Collection entries
--------------------

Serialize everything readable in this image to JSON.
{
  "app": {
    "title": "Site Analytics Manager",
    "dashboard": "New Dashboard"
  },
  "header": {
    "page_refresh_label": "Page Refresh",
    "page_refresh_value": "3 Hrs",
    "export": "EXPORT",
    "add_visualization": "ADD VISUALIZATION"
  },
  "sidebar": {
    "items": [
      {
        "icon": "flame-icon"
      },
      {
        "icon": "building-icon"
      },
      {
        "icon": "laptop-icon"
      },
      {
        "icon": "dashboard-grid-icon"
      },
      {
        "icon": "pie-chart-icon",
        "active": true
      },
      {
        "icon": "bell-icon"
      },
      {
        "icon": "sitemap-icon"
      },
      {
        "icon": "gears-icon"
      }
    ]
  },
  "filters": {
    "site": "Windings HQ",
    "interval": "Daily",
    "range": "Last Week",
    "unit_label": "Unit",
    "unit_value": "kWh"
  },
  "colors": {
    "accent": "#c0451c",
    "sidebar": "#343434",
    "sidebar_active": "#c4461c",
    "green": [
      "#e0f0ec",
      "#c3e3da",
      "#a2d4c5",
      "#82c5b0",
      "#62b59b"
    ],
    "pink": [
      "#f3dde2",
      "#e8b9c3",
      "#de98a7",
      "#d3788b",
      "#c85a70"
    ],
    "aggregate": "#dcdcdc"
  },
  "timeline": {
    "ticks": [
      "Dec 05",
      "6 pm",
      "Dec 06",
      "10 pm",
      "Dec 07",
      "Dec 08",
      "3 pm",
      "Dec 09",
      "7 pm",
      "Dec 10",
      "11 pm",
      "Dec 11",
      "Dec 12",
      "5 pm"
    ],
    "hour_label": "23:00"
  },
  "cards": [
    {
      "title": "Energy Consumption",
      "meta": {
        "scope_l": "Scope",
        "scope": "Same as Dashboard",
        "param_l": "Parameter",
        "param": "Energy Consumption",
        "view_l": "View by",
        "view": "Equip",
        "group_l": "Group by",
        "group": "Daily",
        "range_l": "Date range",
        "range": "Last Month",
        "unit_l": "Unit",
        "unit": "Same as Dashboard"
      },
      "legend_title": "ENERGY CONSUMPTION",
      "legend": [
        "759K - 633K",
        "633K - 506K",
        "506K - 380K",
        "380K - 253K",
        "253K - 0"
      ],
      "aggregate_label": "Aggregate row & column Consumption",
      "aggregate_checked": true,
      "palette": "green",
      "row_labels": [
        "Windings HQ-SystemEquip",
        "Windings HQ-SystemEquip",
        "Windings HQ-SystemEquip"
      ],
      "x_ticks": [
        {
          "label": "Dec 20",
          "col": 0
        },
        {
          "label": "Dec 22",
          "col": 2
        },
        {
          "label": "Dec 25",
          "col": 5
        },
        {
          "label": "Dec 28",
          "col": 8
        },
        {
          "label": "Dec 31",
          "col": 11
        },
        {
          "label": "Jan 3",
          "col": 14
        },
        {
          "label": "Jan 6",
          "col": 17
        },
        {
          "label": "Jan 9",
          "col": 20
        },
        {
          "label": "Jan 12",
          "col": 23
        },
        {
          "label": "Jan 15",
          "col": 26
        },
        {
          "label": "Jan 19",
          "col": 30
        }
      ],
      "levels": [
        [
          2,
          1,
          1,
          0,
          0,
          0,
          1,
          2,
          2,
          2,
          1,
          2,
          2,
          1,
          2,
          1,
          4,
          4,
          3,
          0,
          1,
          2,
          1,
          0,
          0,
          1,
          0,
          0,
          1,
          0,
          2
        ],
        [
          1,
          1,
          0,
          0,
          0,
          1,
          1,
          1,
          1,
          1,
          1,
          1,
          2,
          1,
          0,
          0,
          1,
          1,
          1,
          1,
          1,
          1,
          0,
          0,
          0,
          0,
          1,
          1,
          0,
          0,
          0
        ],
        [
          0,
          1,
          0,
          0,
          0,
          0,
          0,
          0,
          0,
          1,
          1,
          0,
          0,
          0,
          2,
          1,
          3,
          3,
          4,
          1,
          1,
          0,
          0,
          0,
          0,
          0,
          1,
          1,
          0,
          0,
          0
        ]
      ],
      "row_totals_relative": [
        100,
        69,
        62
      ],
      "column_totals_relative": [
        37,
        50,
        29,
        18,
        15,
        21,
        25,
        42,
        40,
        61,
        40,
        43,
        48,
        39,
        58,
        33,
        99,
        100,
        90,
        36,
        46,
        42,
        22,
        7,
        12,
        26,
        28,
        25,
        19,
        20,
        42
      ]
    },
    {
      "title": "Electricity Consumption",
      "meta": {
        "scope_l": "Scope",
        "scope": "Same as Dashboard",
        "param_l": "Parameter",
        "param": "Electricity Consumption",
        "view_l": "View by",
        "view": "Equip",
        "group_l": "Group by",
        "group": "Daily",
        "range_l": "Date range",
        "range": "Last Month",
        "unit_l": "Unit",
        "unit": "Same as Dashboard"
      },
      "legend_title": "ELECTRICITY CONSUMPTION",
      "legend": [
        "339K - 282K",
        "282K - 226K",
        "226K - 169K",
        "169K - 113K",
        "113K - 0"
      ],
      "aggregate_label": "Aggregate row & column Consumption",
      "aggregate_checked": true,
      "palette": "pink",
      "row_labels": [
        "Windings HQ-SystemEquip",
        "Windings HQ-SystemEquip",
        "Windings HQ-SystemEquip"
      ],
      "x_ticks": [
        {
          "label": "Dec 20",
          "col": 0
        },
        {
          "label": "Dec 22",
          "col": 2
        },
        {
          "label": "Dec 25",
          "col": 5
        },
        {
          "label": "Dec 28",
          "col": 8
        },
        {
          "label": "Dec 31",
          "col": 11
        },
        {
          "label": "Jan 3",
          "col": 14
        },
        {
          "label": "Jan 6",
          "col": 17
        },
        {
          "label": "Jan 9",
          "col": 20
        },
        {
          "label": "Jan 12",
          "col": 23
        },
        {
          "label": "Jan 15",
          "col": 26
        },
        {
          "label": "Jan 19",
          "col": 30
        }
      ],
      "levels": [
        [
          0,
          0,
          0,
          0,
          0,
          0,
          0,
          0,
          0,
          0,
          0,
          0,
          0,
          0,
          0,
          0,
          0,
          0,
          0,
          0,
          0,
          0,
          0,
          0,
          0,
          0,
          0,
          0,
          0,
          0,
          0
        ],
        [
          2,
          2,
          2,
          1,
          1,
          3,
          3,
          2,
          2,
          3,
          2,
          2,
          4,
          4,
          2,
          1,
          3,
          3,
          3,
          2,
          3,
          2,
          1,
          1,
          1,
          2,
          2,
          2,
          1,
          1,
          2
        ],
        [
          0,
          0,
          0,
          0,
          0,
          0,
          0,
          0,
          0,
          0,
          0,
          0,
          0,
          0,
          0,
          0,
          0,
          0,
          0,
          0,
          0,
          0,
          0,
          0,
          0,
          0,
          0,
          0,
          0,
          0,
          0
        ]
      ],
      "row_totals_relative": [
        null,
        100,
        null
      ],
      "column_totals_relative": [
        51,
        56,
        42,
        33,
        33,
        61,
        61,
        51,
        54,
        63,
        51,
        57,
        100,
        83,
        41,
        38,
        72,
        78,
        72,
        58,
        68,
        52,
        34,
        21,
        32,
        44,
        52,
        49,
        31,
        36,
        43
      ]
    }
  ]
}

--------------------

The problem> Quote the data in full, keeping each word unchanged.

Written answer>
Serialize everything readable in this image to JSON.
{
  "app": {
    "title": "Site Analytics Manager",
    "dashboard": "New Dashboard"
  },
  "header": {
    "page_refresh_label": "Page Refresh",
    "page_refresh_value": "3 Hrs",
    "export": "EXPORT",
    "add_visualization": "ADD VISUALIZATION"
  },
  "sidebar": {
    "items": [
      {
        "icon": "flame-icon"
      },
      {
        "icon": "building-icon"
      },
      {
        "icon": "laptop-icon"
      },
      {
        "icon": "dashboard-grid-icon"
      },
      {
        "icon": "pie-chart-icon",
        "active": true
      },
      {
        "icon": "bell-icon"
      },
      {
        "icon": "sitemap-icon"
      },
      {
        "icon": "gears-icon"
      }
    ]
  },
  "filters": {
    "site": "Windings HQ",
    "interval": "Daily",
    "range": "Last Week",
    "unit_label": "Unit",
    "unit_value": "kWh"
  },
  "colors": {
    "accent": "#c0451c",
    "sidebar": "#343434",
    "sidebar_active": "#c4461c",
    "green": [
      "#e0f0ec",
      "#c3e3da",
      "#a2d4c5",
      "#82c5b0",
      "#62b59b"
    ],
    "pink": [
      "#f3dde2",
      "#e8b9c3",
      "#de98a7",
      "#d3788b",
      "#c85a70"
    ],
    "aggregate": "#dcdcdc"
  },
  "timeline": {
    "ticks": [
      "Dec 05",
      "6 pm",
      "Dec 06",
      "10 pm",
      "Dec 07",
      "Dec 08",
      "3 pm",
      "Dec 09",
      "7 pm",
      "Dec 10",
      "11 pm",
      "Dec 11",
      "Dec 12",
      "5 pm"
    ],
    "hour_label": "23:00"
  },
  "cards": [
    {
      "title": "Energy Consumption",
      "meta": {
        "scope_l": "Scope",
        "scope": "Same as Dashboard",
        "param_l": "Parameter",
        "param": "Energy Consumption",
        "view_l": "View by",
        "view": "Equip",
        "group_l": "Group by",
        "group": "Daily",
        "range_l": "Date range",
        "range": "Last Month",
        "unit_l": "Unit",
        "unit": "Same as Dashboard"
      },
      "legend_title": "ENERGY CONSUMPTION",
      "legend": [
        "759K - 633K",
        "633K - 506K",
        "506K - 380K",
        "380K - 253K",
        "253K - 0"
      ],
      "aggregate_label": "Aggregate row & column Consumption",
      "aggregate_checked": true,
      "palette": "green",
      "row_labels": [
        "Windings HQ-SystemEquip",
        "Windings HQ-SystemEquip",
        "Windings HQ-SystemEquip"
      ],
      "x_ticks": [
        {
          "label": "Dec 20",
          "col": 0
        },
        {
          "label": "Dec 22",
          "col": 2
        },
        {
          "label": "Dec 25",
          "col": 5
        },
        {
          "label": "Dec 28",
          "col": 8
        },
        {
          "label": "Dec 31",
          "col": 11
        },
        {
          "label": "Jan 3",
          "col": 14
        },
        {
          "label": "Jan 6",
          "col": 17
        },
        {
          "label": "Jan 9",
          "col": 20
        },
        {
          "label": "Jan 12",
          "col": 23
        },
        {
          "label": "Jan 15",
          "col": 26
        },
        {
          "label": "Jan 19",
          "col": 30
        }
      ],
      "levels": [
        [
          2,
          1,
          1,
          0,
          0,
          0,
          1,
          2,
          2,
          2,
          1,
          2,
          2,
          1,
          2,
          1,
          4,
          4,
          3,
          0,
          1,
          2,
          1,
          0,
          0,
          1,
          0,
          0,
          1,
          0,
          2
        ],
        [
          1,
          1,
          0,
          0,
          0,
          1,
          1,
          1,
          1,
          1,
          1,
          1,
          2,
          1,
          0,
          0,
          1,
          1,
          1,
          1,
          1,
          1,
          0,
          0,
          0,
          0,
          1,
          1,
          0,
          0,
          0
        ],
        [
          0,
          1,
          0,
          0,
          0,
          0,
          0,
          0,
          0,
          1,
          1,
          0,
          0,
          0,
          2,
          1,
          3,
          3,
          4,
          1,
          1,
          0,
          0,
          0,
          0,
          0,
          1,
          1,
          0,
          0,
          0
        ]
      ],
      "row_totals_relative": [
        100,
        69,
        62
      ],
      "column_totals_relative": [
        37,
        50,
        29,
        18,
        15,
        21,
        25,
        42,
        40,
        61,
        40,
        43,
        48,
        39,
        58,
        33,
        99,
        100,
        90,
        36,
        46,
        42,
        22,
        7,
        12,
        26,
        28,
        25,
        19,
        20,
        42
      ]
    },
    {
      "title": "Electricity Consumption",
      "meta": {
        "scope_l": "Scope",
        "scope": "Same as Dashboard",
        "param_l": "Parameter",
        "param": "Electricity Consumption",
        "view_l": "View by",
        "view": "Equip",
        "group_l": "Group by",
        "group": "Daily",
        "range_l": "Date range",
        "range": "Last Month",
        "unit_l": "Unit",
        "unit": "Same as Dashboard"
      },
      "legend_title": "ELECTRICITY CONSUMPTION",
      "legend": [
        "339K - 282K",
        "282K - 226K",
        "226K - 169K",
        "169K - 113K",
        "113K - 0"
      ],
      "aggregate_label": "Aggregate row & column Consumption",
      "aggregate_checked": true,
      "palette": "pink",
      "row_labels": [
        "Windings HQ-SystemEquip",
        "Windings HQ-SystemEquip",
        "Windings HQ-SystemEquip"
      ],
      "x_ticks": [
        {
          "label": "Dec 20",
          "col": 0
        },
        {
          "label": "Dec 22",
          "col": 2
        },
        {
          "label": "Dec 25",
          "col": 5
        },
        {
          "label": "Dec 28",
          "col": 8
        },
        {
          "label": "Dec 31",
          "col": 11
        },
        {
          "label": "Jan 3",
          "col": 14
        },
        {
          "label": "Jan 6",
          "col": 17
        },
        {
          "label": "Jan 9",
          "col": 20
        },
        {
          "label": "Jan 12",
          "col": 23
        },
        {
          "label": "Jan 15",
          "col": 26
        },
        {
          "label": "Jan 19",
          "col": 30
        }
      ],
      "levels": [
        [
          0,
          0,
          0,
          0,
          0,
          0,
          0,
          0,
          0,
          0,
          0,
          0,
          0,
          0,
          0,
          0,
          0,
          0,
          0,
          0,
          0,
          0,
          0,
          0,
          0,
          0,
          0,
          0,
          0,
          0,
          0
        ],
        [
          2,
          2,
          2,
          1,
          1,
          3,
          3,
          2,
          2,
          3,
          2,
          2,
          4,
          4,
          2,
          1,
          3,
          3,
          3,
          2,
          3,
          2,
          1,
          1,
          1,
          2,
          2,
          2,
          1,
          1,
          2
        ],
        [
          0,
          0,
          0,
          0,
          0,
          0,
          0,
          0,
          0,
          0,
          0,
          0,
          0,
          0,
          0,
          0,
          0,
          0,
          0,
          0,
          0,
          0,
          0,
          0,
          0,
          0,
          0,
          0,
          0,
          0,
          0
        ]
      ],
      "row_totals_relative": [
        null,
        100,
        null
      ],
      "column_totals_relative": [
        51,
        56,
        42,
        33,
        33,
        61,
        61,
        51,
        54,
        63,
        51,
        57,
        100,
        83,
        41,
        38,
        72,
        78,
        72,
        58,
        68,
        52,
        34,
        21,
        32,
        44,
        52,
        49,
        31,
        36,
        43
      ]
    }
  ]
}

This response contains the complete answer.